Record list »
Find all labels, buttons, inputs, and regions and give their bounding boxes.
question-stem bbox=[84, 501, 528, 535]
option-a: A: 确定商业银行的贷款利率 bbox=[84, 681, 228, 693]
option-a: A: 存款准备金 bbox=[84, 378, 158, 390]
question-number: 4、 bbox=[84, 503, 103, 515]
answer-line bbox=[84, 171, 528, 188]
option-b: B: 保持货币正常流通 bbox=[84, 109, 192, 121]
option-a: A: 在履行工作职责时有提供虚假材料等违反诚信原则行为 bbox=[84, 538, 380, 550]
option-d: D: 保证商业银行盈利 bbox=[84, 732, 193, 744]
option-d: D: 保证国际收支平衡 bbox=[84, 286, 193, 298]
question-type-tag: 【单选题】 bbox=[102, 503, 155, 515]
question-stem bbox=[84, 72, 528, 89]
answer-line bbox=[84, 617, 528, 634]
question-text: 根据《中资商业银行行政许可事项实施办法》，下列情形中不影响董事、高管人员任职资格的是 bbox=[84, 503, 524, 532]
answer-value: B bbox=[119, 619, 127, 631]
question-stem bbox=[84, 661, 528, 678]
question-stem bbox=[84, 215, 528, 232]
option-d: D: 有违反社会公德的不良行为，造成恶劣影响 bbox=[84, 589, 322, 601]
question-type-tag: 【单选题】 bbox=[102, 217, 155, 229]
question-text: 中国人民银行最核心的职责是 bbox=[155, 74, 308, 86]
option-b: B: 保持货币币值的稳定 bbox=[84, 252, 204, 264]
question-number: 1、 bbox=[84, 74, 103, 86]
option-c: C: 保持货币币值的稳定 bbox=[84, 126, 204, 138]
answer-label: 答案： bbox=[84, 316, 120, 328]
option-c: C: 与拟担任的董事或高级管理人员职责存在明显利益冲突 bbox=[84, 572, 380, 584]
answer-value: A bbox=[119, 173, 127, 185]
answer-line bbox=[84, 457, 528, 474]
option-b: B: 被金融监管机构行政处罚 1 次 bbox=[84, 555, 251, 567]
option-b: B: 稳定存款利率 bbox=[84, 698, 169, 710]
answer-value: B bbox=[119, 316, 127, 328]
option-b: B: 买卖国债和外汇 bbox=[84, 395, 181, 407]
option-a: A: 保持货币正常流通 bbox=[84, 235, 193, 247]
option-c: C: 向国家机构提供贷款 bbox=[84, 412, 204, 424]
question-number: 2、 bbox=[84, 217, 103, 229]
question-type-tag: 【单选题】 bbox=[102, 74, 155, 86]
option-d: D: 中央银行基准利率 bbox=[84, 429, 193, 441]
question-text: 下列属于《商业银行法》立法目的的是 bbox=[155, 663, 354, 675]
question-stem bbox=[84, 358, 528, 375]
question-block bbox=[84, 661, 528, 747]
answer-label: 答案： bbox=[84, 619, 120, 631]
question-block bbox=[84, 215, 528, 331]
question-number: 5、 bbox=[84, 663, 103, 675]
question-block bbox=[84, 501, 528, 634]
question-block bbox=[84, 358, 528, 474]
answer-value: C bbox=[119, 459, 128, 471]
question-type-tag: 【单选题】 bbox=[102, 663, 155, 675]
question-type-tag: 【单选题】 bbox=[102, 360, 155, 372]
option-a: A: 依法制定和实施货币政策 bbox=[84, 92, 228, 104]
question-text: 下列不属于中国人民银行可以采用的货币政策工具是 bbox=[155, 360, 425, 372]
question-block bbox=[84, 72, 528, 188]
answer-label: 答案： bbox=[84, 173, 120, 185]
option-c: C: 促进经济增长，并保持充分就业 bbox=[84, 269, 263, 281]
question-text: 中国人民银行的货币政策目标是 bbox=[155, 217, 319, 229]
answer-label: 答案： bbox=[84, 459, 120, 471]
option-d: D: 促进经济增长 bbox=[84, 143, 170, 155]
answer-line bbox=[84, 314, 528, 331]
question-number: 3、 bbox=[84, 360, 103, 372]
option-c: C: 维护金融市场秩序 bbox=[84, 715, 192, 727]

What to produce »
Write out the lines word for word, from the first one down to and including the line that contains "option-b: B: 被金融监管机构行政处罚".

Completed task »
Find all labels, buttons, inputs, and regions and give their bounding boxes.
question-stem bbox=[84, 501, 528, 535]
option-a: A: 确定商业银行的贷款利率 bbox=[84, 681, 228, 693]
option-a: A: 存款准备金 bbox=[84, 378, 158, 390]
question-number: 4、 bbox=[84, 503, 103, 515]
answer-line bbox=[84, 171, 528, 188]
option-b: B: 保持货币正常流通 bbox=[84, 109, 192, 121]
option-a: A: 在履行工作职责时有提供虚假材料等违反诚信原则行为 bbox=[84, 538, 380, 550]
option-d: D: 保证商业银行盈利 bbox=[84, 732, 193, 744]
option-d: D: 保证国际收支平衡 bbox=[84, 286, 193, 298]
question-type-tag: 【单选题】 bbox=[102, 503, 155, 515]
question-stem bbox=[84, 72, 528, 89]
answer-line bbox=[84, 617, 528, 634]
question-text: 根据《中资商业银行行政许可事项实施办法》，下列情形中不影响董事、高管人员任职资格的是 bbox=[84, 503, 524, 532]
answer-value: B bbox=[119, 619, 127, 631]
question-stem bbox=[84, 661, 528, 678]
question-stem bbox=[84, 215, 528, 232]
option-d: D: 有违反社会公德的不良行为，造成恶劣影响 bbox=[84, 589, 322, 601]
question-type-tag: 【单选题】 bbox=[102, 217, 155, 229]
question-text: 中国人民银行最核心的职责是 bbox=[155, 74, 308, 86]
option-b: B: 保持货币币值的稳定 bbox=[84, 252, 204, 264]
question-number: 1、 bbox=[84, 74, 103, 86]
option-c: C: 保持货币币值的稳定 bbox=[84, 126, 204, 138]
answer-label: 答案： bbox=[84, 316, 120, 328]
option-c: C: 与拟担任的董事或高级管理人员职责存在明显利益冲突 bbox=[84, 572, 380, 584]
answer-value: A bbox=[119, 173, 127, 185]
answer-line bbox=[84, 457, 528, 474]
option-b: B: 被金融监管机构行政处罚 1 次 bbox=[84, 555, 251, 567]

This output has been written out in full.